◆ Records for processing ◆
-*-*-

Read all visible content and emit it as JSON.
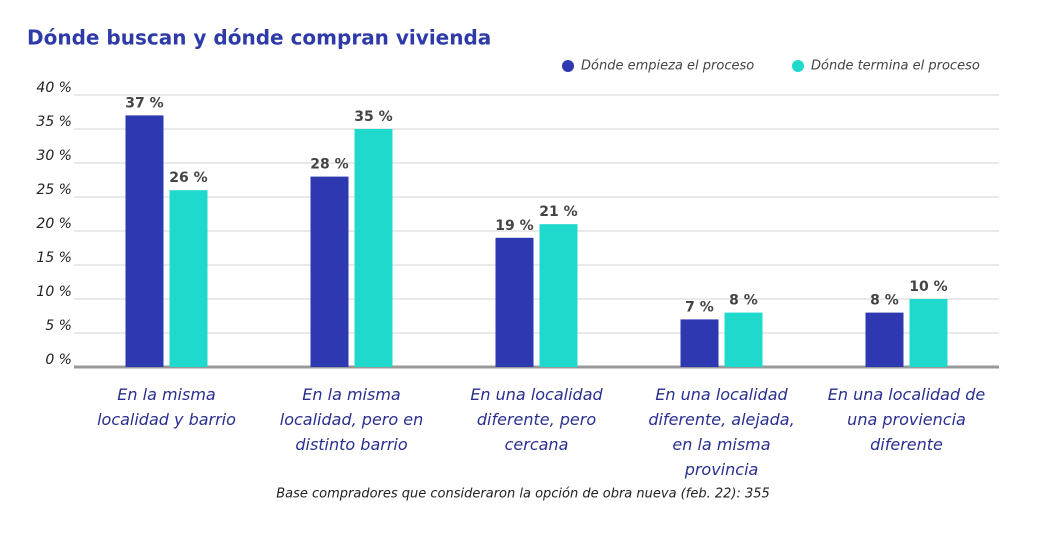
{
  "chart_data": {
    "type": "bar",
    "title": "Dónde buscan y dónde compran vivienda",
    "categories": [
      "En la misma localidad y barrio",
      "En la misma localidad, pero en distinto barrio",
      "En una localidad diferente, pero cercana",
      "En una localidad diferente, alejada, en la misma provincia",
      "En una localidad de una proviencia diferente"
    ],
    "series": [
      {
        "name": "Dónde empieza el proceso",
        "color": "#2e38b0",
        "values": [
          37,
          28,
          19,
          7,
          8
        ],
        "value_labels": [
          "37 %",
          "28 %",
          "19 %",
          "7 %",
          "8 %"
        ]
      },
      {
        "name": "Dónde termina el proceso",
        "color": "#1fd9cd",
        "values": [
          26,
          35,
          21,
          8,
          10
        ],
        "value_labels": [
          "26 %",
          "35 %",
          "21 %",
          "8 %",
          "10 %"
        ]
      }
    ],
    "ylim": [
      0,
      40
    ],
    "yticks": [
      {
        "value": 0,
        "label": "0 %"
      },
      {
        "value": 5,
        "label": "5 %"
      },
      {
        "value": 10,
        "label": "10 %"
      },
      {
        "value": 15,
        "label": "15 %"
      },
      {
        "value": 20,
        "label": "20 %"
      },
      {
        "value": 25,
        "label": "25 %"
      },
      {
        "value": 30,
        "label": "30 %"
      },
      {
        "value": 35,
        "label": "35 %"
      },
      {
        "value": 40,
        "label": "40 %"
      }
    ],
    "grid": true,
    "legend": "top-right",
    "note": "Base compradores que consideraron la opción de obra nueva (feb. 22): 355"
  }
}
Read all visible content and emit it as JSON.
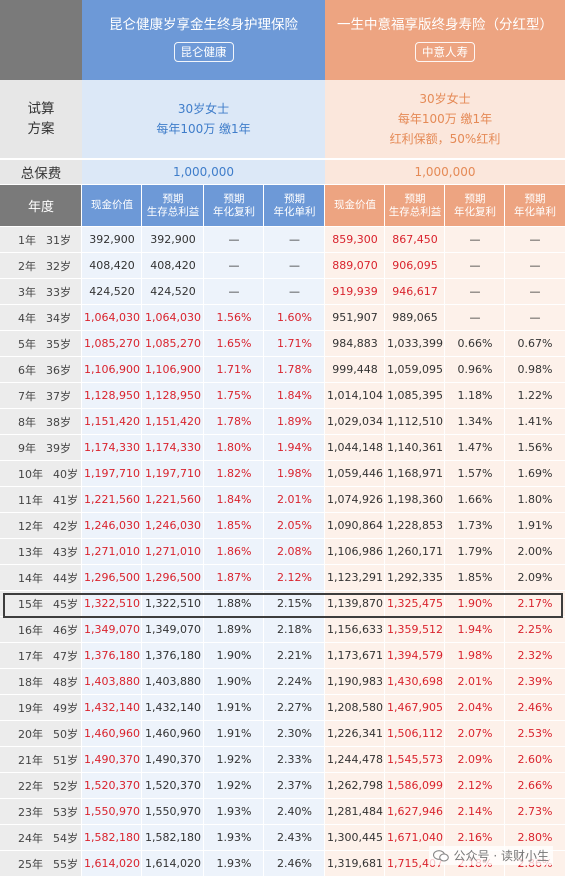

-*-*-

◆ Problem requirements ◆
Skip the pictures and transcribe the rest of the records exactly.

◆ Result of this task ◆
Read all visible content and emit it as JSON.
{
  "chart_data": {
    "type": "bar",
    "title": "Dónde buscan y dónde compran vivienda",
    "categories": [
      "En la misma localidad y barrio",
      "En la misma localidad, pero en distinto barrio",
      "En una localidad diferente, pero cercana",
      "En una localidad diferente, alejada, en la misma provincia",
      "En una localidad de una proviencia diferente"
    ],
    "series": [
      {
        "name": "Dónde empieza el proceso",
        "color": "#2e38b0",
        "values": [
          37,
          28,
          19,
          7,
          8
        ],
        "value_labels": [
          "37 %",
          "28 %",
          "19 %",
          "7 %",
          "8 %"
        ]
      },
      {
        "name": "Dónde termina el proceso",
        "color": "#1fd9cd",
        "values": [
          26,
          35,
          21,
          8,
          10
        ],
        "value_labels": [
          "26 %",
          "35 %",
          "21 %",
          "8 %",
          "10 %"
        ]
      }
    ],
    "ylim": [
      0,
      40
    ],
    "yticks": [
      {
        "value": 0,
        "label": "0 %"
      },
      {
        "value": 5,
        "label": "5 %"
      },
      {
        "value": 10,
        "label": "10 %"
      },
      {
        "value": 15,
        "label": "15 %"
      },
      {
        "value": 20,
        "label": "20 %"
      },
      {
        "value": 25,
        "label": "25 %"
      },
      {
        "value": 30,
        "label": "30 %"
      },
      {
        "value": 35,
        "label": "35 %"
      },
      {
        "value": 40,
        "label": "40 %"
      }
    ],
    "grid": true,
    "legend": "top-right",
    "note": "Base compradores que consideraron la opción de obra nueva (feb. 22): 355"
  }
}
Read all visible content and emit it as JSON.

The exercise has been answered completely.